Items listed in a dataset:
━━━━━━━━━━

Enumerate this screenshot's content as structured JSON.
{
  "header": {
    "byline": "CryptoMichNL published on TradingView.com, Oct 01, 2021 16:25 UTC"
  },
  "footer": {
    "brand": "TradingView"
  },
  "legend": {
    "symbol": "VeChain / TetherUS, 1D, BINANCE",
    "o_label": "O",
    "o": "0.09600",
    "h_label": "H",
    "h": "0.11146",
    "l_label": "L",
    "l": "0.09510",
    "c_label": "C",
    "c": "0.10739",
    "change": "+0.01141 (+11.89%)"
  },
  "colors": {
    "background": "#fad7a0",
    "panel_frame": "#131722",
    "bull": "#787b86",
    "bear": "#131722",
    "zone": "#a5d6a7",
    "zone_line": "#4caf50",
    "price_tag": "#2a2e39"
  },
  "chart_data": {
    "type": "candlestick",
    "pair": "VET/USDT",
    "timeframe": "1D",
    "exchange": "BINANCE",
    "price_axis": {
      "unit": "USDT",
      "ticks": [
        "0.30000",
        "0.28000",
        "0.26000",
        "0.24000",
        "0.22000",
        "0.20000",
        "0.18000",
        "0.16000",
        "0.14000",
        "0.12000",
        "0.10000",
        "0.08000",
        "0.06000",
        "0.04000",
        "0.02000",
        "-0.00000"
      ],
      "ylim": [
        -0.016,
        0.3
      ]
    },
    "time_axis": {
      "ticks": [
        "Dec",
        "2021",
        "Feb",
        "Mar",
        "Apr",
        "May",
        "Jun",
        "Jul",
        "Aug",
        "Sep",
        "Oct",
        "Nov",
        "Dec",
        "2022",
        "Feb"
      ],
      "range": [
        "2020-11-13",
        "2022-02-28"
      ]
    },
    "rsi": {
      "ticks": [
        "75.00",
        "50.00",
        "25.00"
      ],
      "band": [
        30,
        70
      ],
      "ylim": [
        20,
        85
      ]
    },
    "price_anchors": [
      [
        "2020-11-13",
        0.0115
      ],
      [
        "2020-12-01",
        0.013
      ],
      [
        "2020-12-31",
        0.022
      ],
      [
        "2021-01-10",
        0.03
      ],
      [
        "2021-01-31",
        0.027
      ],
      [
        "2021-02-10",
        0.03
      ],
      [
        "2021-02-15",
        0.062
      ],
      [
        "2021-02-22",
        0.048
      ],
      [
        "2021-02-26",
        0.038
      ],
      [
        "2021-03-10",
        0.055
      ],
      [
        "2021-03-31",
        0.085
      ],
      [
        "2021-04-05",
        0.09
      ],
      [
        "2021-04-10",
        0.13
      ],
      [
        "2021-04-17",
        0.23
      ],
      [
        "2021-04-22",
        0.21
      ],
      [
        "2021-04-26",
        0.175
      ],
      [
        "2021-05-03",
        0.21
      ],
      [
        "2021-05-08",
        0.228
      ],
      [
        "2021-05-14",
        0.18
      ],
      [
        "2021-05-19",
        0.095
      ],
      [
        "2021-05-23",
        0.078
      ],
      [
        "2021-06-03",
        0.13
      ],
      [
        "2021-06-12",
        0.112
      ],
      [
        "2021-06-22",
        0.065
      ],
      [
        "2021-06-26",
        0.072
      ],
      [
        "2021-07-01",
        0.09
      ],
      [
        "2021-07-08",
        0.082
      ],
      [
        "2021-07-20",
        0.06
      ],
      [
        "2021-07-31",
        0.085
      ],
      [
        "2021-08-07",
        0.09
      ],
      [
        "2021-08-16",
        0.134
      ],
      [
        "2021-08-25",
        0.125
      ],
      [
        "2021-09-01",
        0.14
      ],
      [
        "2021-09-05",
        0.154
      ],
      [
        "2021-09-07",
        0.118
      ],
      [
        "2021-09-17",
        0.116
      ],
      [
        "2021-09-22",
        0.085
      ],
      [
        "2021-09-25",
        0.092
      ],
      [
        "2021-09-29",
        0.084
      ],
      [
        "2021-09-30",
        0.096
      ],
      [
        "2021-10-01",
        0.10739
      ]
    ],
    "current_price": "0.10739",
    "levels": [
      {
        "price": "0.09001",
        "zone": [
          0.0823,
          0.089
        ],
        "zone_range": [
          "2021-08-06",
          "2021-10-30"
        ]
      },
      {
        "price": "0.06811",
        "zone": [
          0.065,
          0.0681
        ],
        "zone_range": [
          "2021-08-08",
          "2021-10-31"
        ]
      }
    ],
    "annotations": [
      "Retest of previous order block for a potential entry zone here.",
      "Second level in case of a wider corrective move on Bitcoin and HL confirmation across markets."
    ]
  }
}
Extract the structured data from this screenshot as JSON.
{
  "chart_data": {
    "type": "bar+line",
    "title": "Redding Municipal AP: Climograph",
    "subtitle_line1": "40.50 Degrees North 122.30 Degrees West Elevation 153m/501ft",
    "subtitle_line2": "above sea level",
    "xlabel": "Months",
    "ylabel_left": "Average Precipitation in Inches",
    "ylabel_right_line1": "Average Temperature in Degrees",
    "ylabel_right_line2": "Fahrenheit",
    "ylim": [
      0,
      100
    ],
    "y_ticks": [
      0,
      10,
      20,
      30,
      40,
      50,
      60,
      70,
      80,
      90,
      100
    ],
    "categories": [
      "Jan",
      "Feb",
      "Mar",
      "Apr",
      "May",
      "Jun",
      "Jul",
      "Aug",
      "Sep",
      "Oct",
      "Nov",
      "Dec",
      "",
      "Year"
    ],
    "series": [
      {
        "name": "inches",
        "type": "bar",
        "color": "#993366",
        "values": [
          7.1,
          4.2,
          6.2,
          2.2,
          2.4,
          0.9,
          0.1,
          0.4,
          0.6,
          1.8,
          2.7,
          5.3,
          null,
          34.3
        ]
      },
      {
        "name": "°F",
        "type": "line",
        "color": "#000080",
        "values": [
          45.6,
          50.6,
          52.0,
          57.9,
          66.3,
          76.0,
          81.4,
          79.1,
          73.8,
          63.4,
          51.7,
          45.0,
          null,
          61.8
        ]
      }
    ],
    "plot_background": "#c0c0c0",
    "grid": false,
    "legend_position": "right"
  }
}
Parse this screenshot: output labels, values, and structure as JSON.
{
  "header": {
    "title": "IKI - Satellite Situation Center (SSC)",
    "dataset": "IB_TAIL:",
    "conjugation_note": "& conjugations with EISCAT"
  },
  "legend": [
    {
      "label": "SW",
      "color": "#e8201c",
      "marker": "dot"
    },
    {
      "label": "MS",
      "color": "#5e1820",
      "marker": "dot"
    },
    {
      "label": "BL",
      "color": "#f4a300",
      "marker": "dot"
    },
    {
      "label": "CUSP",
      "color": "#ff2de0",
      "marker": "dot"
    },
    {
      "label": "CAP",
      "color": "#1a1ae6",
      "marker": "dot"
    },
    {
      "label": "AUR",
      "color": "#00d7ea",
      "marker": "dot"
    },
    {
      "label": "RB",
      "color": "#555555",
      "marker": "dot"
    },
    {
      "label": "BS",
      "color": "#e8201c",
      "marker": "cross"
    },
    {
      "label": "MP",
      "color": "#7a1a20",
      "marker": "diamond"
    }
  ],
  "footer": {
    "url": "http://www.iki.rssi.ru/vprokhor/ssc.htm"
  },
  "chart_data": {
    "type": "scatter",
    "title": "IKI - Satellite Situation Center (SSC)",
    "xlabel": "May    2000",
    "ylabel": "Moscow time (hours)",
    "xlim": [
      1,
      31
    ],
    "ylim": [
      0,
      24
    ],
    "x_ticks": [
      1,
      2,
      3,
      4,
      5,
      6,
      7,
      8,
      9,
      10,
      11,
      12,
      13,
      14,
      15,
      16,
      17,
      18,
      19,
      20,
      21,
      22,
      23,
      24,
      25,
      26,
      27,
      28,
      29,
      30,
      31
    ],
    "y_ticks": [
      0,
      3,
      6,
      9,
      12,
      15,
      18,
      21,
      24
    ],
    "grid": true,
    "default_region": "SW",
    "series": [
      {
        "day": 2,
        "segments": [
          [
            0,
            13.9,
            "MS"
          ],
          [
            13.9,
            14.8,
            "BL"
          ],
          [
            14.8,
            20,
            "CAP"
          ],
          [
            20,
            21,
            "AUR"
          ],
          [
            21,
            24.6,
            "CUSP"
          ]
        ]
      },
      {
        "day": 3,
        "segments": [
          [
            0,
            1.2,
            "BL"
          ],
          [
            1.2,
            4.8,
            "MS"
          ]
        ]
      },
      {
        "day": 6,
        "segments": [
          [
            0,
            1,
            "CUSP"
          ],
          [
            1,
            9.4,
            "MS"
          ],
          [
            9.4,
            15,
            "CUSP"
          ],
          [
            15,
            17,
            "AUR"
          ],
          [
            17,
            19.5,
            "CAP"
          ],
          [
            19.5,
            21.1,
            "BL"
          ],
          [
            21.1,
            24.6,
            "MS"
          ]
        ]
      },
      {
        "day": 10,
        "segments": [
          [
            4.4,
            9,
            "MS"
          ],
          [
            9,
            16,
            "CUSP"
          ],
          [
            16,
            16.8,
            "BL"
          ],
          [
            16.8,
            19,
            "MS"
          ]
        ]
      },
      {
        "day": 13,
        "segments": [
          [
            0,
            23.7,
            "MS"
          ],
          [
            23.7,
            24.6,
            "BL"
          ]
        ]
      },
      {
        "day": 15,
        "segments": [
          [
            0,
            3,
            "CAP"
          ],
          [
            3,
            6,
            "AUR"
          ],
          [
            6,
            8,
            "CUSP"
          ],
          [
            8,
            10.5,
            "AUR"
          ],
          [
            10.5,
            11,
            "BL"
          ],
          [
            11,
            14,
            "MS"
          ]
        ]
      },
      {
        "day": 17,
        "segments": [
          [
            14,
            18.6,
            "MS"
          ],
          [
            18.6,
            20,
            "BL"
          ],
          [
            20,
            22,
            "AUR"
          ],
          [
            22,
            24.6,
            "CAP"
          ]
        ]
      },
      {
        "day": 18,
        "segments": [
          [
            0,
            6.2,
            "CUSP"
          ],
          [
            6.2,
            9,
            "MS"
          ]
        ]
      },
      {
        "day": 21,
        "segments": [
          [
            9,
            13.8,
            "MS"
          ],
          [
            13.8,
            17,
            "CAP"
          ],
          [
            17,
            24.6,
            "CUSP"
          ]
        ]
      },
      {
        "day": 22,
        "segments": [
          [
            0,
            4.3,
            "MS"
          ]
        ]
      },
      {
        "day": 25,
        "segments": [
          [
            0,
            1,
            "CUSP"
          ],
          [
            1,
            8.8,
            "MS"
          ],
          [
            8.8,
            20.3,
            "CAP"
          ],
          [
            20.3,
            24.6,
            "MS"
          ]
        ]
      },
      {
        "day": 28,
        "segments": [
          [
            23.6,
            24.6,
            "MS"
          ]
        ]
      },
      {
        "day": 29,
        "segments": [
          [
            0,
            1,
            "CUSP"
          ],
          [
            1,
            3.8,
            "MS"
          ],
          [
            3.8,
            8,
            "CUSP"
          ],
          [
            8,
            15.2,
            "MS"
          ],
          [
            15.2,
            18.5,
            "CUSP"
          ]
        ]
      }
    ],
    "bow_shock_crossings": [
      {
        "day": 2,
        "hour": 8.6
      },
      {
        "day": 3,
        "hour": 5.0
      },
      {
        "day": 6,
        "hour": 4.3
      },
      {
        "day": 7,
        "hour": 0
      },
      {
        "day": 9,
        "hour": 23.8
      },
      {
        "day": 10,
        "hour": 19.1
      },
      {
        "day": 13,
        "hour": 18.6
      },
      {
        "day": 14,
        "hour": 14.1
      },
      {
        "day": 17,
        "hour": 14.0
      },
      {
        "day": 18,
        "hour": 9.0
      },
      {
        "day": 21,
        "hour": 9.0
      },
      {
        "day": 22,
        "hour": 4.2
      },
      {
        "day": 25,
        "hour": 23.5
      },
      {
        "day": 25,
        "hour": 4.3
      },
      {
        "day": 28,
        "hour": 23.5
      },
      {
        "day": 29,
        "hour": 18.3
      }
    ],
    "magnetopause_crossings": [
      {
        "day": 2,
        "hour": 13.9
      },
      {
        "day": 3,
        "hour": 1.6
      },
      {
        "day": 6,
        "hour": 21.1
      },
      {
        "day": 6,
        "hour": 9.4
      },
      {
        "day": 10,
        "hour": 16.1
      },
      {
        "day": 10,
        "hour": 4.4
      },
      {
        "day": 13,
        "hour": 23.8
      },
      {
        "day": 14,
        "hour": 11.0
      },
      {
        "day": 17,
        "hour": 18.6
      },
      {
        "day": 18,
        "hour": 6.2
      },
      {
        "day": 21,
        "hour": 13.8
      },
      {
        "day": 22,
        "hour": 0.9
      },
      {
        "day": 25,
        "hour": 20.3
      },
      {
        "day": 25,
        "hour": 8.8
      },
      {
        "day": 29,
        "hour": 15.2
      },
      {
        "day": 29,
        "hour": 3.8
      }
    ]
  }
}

━━━━━━━━━━

Go through the records and pull out each line that includes the word "BINANCE".

Solution to this exercise
    "symbol": "VeChain / TetherUS, 1D, BINANCE",
    "exchange": "BINANCE",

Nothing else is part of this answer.